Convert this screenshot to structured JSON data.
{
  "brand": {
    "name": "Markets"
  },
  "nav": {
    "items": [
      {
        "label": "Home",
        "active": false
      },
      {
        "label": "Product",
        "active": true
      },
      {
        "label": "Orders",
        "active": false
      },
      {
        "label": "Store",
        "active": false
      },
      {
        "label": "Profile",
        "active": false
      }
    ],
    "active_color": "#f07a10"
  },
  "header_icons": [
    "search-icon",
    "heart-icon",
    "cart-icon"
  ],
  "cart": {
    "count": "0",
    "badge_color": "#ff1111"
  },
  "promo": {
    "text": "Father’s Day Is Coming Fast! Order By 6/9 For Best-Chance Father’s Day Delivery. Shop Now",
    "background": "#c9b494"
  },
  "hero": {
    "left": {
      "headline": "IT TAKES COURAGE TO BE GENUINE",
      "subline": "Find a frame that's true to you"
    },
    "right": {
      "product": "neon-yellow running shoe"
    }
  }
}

PROBLEM STATEMENT: Isolate the lines that hold the word "label" and copy all of them.

EXERCISE RESULT:
        "label": "Home",
        "label": "Product",
        "label": "Orders",
        "label": "Store",
        "label": "Profile",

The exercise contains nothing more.